= WRITTEN PROBLEM =
Could you recast the stretch of the material below, from the line containing "outlier-point — [664, 169, 671, 176]" through the line containing "258, 419, 351]", as a JSON list of strings with one string per line and any blank lines omitted?

-------

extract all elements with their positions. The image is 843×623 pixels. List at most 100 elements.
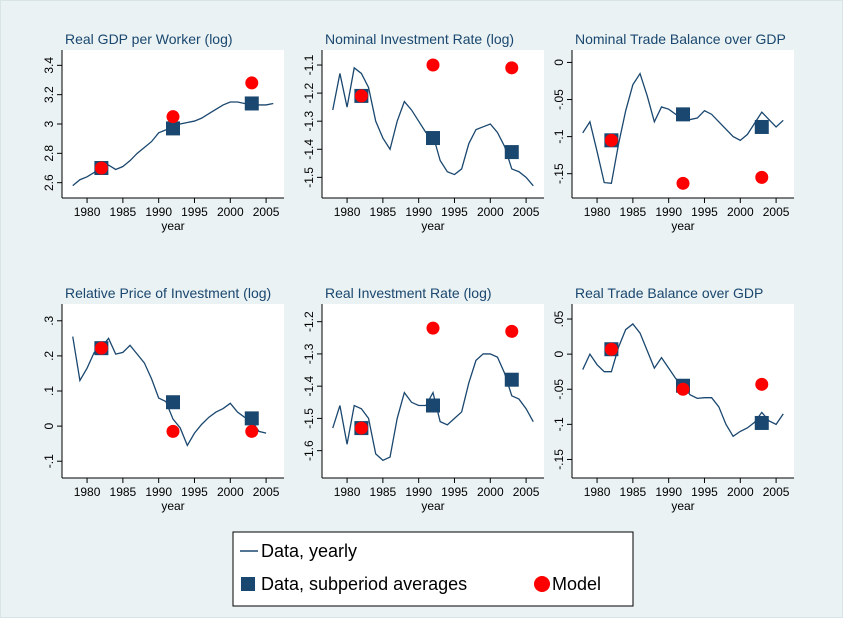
panel: Relative Price of Investment (log) .3 .2 .1… [42, 285, 284, 513]
model-marker [676, 176, 690, 190]
x-axis-label: year [421, 219, 444, 233]
x-tick-label: 1990 [145, 205, 172, 219]
model-marker [166, 424, 180, 438]
x-tick-label: 1990 [405, 485, 432, 499]
y-tick-label: -1.3 [302, 343, 316, 364]
plot-area [322, 50, 544, 198]
x-tick-label: 1980 [584, 485, 611, 499]
x-tick-label: 1990 [655, 485, 682, 499]
average-marker [504, 372, 519, 387]
x-tick-label: 1985 [110, 205, 137, 219]
x-axis-label: year [421, 499, 444, 513]
model-marker [505, 61, 519, 75]
x-tick-label: 1995 [691, 485, 718, 499]
model-marker [426, 321, 440, 335]
average-marker [166, 121, 180, 136]
panel: Real Investment Rate (log) -1.6 -1.5 -1.4 -1… [302, 285, 544, 513]
x-tick-label: 1985 [620, 205, 647, 219]
y-tick-label: -1.4 [302, 139, 316, 160]
model-marker [676, 382, 690, 396]
model-marker [94, 341, 108, 355]
panel-title: Real Trade Balance over GDP [575, 285, 763, 301]
x-axis-label: year [161, 499, 184, 513]
y-tick-label: .2 [42, 351, 56, 361]
model-marker [354, 421, 368, 435]
y-tick-label: 2.8 [42, 145, 56, 162]
x-tick-label: 1980 [334, 485, 361, 499]
model-marker [94, 161, 108, 175]
y-tick-label: 3.4 [42, 57, 56, 74]
model-marker [245, 76, 259, 90]
x-tick-label: 2000 [217, 205, 244, 219]
panel-title: Relative Price of Investment (log) [65, 285, 271, 301]
average-marker [504, 145, 519, 160]
average-marker [244, 411, 259, 426]
data-line [332, 353, 534, 462]
model-marker [245, 424, 259, 438]
x-tick-label: 2000 [477, 485, 504, 499]
x-tick-label: 2000 [217, 485, 244, 499]
x-tick-label: 2005 [253, 485, 280, 499]
y-tick-label: 3.2 [42, 86, 56, 103]
legend-label: Model [552, 574, 601, 594]
plot-area [62, 304, 284, 478]
panel-title: Real GDP per Worker (log) [65, 31, 233, 47]
legend-label: Data, subperiod averages [261, 574, 467, 594]
panel: Nominal Trade Balance over GDP 0 -.05 -.1 -.… [552, 31, 794, 233]
x-axis-label: year [161, 219, 184, 233]
x-tick-label: 2005 [513, 205, 540, 219]
model-marker [755, 377, 769, 391]
x-tick-label: 1990 [405, 205, 432, 219]
average-marker [676, 107, 690, 122]
y-tick-label: 0 [552, 350, 566, 357]
y-tick-label: -1.2 [302, 311, 316, 332]
model-marker [354, 89, 368, 103]
y-tick-label: .05 [552, 310, 566, 327]
x-tick-label: 2005 [513, 485, 540, 499]
y-tick-label: .1 [42, 386, 56, 396]
panel-title: Nominal Investment Rate (log) [325, 31, 514, 47]
y-tick-label: 2.6 [42, 174, 56, 191]
x-axis-label: year [671, 219, 694, 233]
y-tick-label: 0 [552, 59, 566, 66]
panel-title: Nominal Trade Balance over GDP [575, 31, 786, 47]
y-tick-label: -1.5 [302, 167, 316, 188]
x-tick-label: 1985 [110, 485, 137, 499]
y-tick-label: -.15 [552, 449, 566, 470]
x-tick-label: 2005 [253, 205, 280, 219]
y-tick-label: .3 [42, 315, 56, 325]
model-marker [426, 58, 440, 72]
y-tick-label: 0 [42, 422, 56, 429]
x-tick-label: 1985 [370, 485, 397, 499]
average-marker [244, 96, 259, 111]
model-marker [755, 170, 769, 184]
x-tick-label: 1995 [441, 485, 468, 499]
model-marker [604, 133, 618, 147]
x-tick-label: 1980 [74, 485, 101, 499]
x-tick-label: 2000 [727, 205, 754, 219]
x-tick-label: 1995 [691, 205, 718, 219]
x-axis-label: year [671, 499, 694, 513]
y-tick-label: -1.1 [302, 54, 316, 75]
panels: Real GDP per Worker (log) 2.6 2.8 3 3.2 3.4 19… [42, 31, 794, 513]
legend-circle-swatch [534, 576, 550, 592]
y-tick-label: -1.3 [302, 111, 316, 132]
y-tick-label: -1.6 [302, 440, 316, 461]
y-tick-label: -1.4 [302, 376, 316, 397]
panel-title: Real Investment Rate (log) [325, 285, 492, 301]
x-tick-label: 2005 [763, 205, 790, 219]
y-tick-label: -.05 [552, 379, 566, 400]
panel: Real Trade Balance over GDP .05 0 -.05 -.1 -.… [552, 285, 794, 513]
y-tick-label: -.15 [552, 163, 566, 184]
y-tick-label: -1.2 [302, 82, 316, 103]
x-tick-label: 2005 [763, 485, 790, 499]
legend-label: Data, yearly [261, 541, 357, 561]
x-tick-label: 1985 [370, 205, 397, 219]
x-tick-label: 2000 [727, 485, 754, 499]
y-tick-label: -.05 [552, 89, 566, 110]
model-marker [166, 110, 180, 124]
y-tick-label: -.1 [42, 454, 56, 468]
x-tick-label: 1990 [655, 205, 682, 219]
panel: Real GDP per Worker (log) 2.6 2.8 3 3.2 3.4 19… [42, 31, 284, 233]
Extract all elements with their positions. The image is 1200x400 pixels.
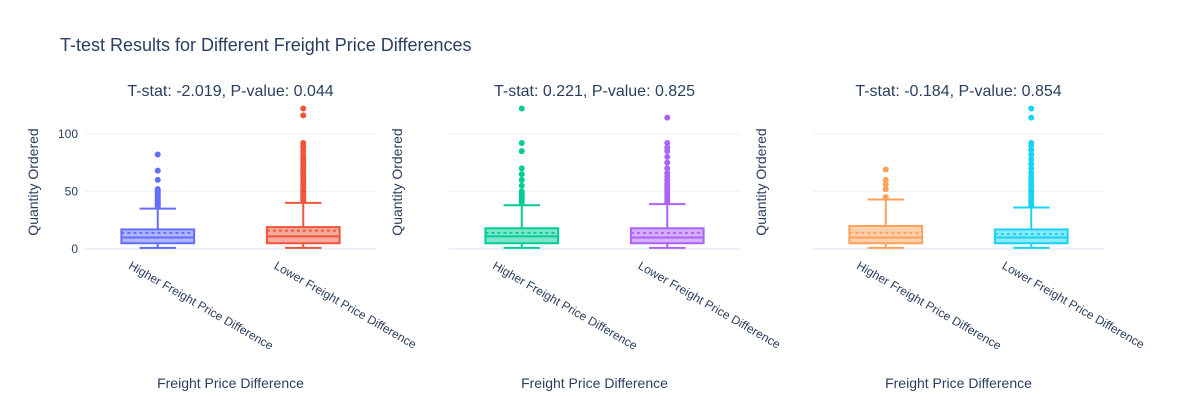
outlier-point — [664, 169, 671, 176]
box-1: Higher Freight Price Difference — [484, 105, 640, 353]
outlier-point — [1028, 160, 1035, 167]
outlier-point — [300, 140, 307, 147]
outlier-point — [518, 148, 525, 155]
subplot-title: T-stat: -2.019, P-value: 0.044 — [127, 83, 333, 100]
subplot-title: T-stat: 0.221, P-value: 0.825 — [494, 83, 695, 100]
outlier-point — [664, 144, 671, 151]
outlier-point — [664, 165, 671, 172]
x-axis-label: Freight Price Difference — [521, 375, 668, 391]
outlier-point — [1028, 146, 1035, 153]
outlier-point — [154, 167, 161, 174]
outlier-point — [518, 140, 525, 147]
x-tick-label: Lower Freight Price Difference — [1000, 258, 1147, 351]
outlier-point — [518, 188, 525, 195]
box-1: Higher Freight Price Difference — [120, 151, 276, 353]
outlier-point — [882, 166, 889, 173]
subplot-title: T-stat: -0.184, P-value: 0.854 — [855, 83, 1061, 100]
x-tick-label: Lower Freight Price Difference — [272, 258, 419, 351]
x-tick-label: Higher Freight Price Difference — [490, 258, 640, 353]
outlier-point — [664, 159, 671, 166]
outlier-point — [1028, 169, 1035, 176]
outlier-point — [518, 165, 525, 172]
outlier-point — [664, 153, 671, 160]
subplot-3: T-stat: -0.184, P-value: 0.854 Quantity O… — [753, 83, 1147, 391]
outlier-point — [1028, 151, 1035, 158]
y-axis-label: Quantity Ordered — [753, 128, 769, 235]
subplot-2: T-stat: 0.221, P-value: 0.825 Quantity Or… — [389, 83, 783, 391]
box-iqr — [265, 226, 341, 245]
x-tick-label: Higher Freight Price Difference — [126, 258, 276, 353]
x-tick-label: Lower Freight Price Difference — [636, 258, 783, 351]
box-iqr — [120, 228, 196, 245]
subplot-1: 0 50 100 T-stat: -2.019, P-value: 0.044 Quan… — [25, 83, 419, 391]
y-axis-label: Quantity Ordered — [389, 128, 405, 235]
y-axis-label: Quantity Ordered — [25, 128, 41, 235]
box-iqr — [848, 224, 924, 245]
outlier-point — [882, 181, 889, 188]
outlier-point — [154, 151, 161, 158]
outlier-point — [1028, 114, 1035, 121]
outlier-point — [1028, 140, 1035, 147]
subplots: 0 50 100 T-stat: -2.019, P-value: 0.044 Quan… — [25, 83, 1147, 391]
outlier-point — [882, 176, 889, 183]
outlier-point — [518, 182, 525, 189]
outlier-point — [518, 171, 525, 178]
x-axis-label: Freight Price Difference — [885, 375, 1032, 391]
outlier-point — [1028, 105, 1035, 112]
box-2: Lower Freight Price Difference — [993, 105, 1147, 352]
outlier-point — [1028, 156, 1035, 163]
outlier-point — [300, 112, 307, 119]
outlier-point — [664, 114, 671, 121]
outlier-point — [882, 186, 889, 193]
box-iqr — [993, 228, 1069, 245]
box-iqr — [629, 227, 705, 245]
x-tick-label: Higher Freight Price Difference — [854, 258, 1004, 353]
outlier-point — [1028, 165, 1035, 172]
chart-title: T-test Results for Different Freight Pri… — [60, 35, 472, 55]
box-1: Higher Freight Price Difference — [848, 166, 1004, 353]
y-tick-label: 100 — [58, 127, 78, 141]
outlier-point — [154, 186, 161, 193]
outlier-point — [518, 105, 525, 112]
outlier-point — [518, 176, 525, 183]
outlier-point — [882, 194, 889, 201]
y-tick-label: 0 — [71, 242, 78, 256]
y-tick-label: 50 — [65, 184, 79, 198]
outlier-point — [664, 140, 671, 147]
outlier-point — [300, 105, 307, 112]
x-axis-label: Freight Price Difference — [157, 375, 304, 391]
outlier-point — [154, 176, 161, 183]
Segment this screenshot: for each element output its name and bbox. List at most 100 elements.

-------

= SOLVED EXERCISE =
[
  "outlier-point — [664, 169, 671, 176]",
  "box-1: Higher Freight Price Difference — [484, 105, 640, 353]",
  "outlier-point — [1028, 160, 1035, 167]",
  "outlier-point — [300, 140, 307, 147]",
  "outlier-point — [518, 148, 525, 155]",
  "subplot-title: T-stat: -2.019, P-value: 0.044 — [127, 83, 333, 100]",
  "subplot-title: T-stat: 0.221, P-value: 0.825 — [494, 83, 695, 100]",
  "outlier-point — [664, 144, 671, 151]",
  "outlier-point — [664, 165, 671, 172]",
  "x-axis-label: Freight Price Difference — [521, 375, 668, 391]",
  "outlier-point — [1028, 146, 1035, 153]",
  "outlier-point — [154, 167, 161, 174]",
  "outlier-point — [518, 140, 525, 147]",
  "x-tick-label: Lower Freight Price Difference — [1000, 258, 1147, 351]",
  "outlier-point — [518, 188, 525, 195]",
  "box-1: Higher Freight Price Difference — [120, 151, 276, 353]",
  "outlier-point — [882, 166, 889, 173]",
  "subplot-title: T-stat: -0.184, P-value: 0.854 — [855, 83, 1061, 100]",
  "x-tick-label: Lower Freight Price Difference — [272, 258, 419, 351]"
]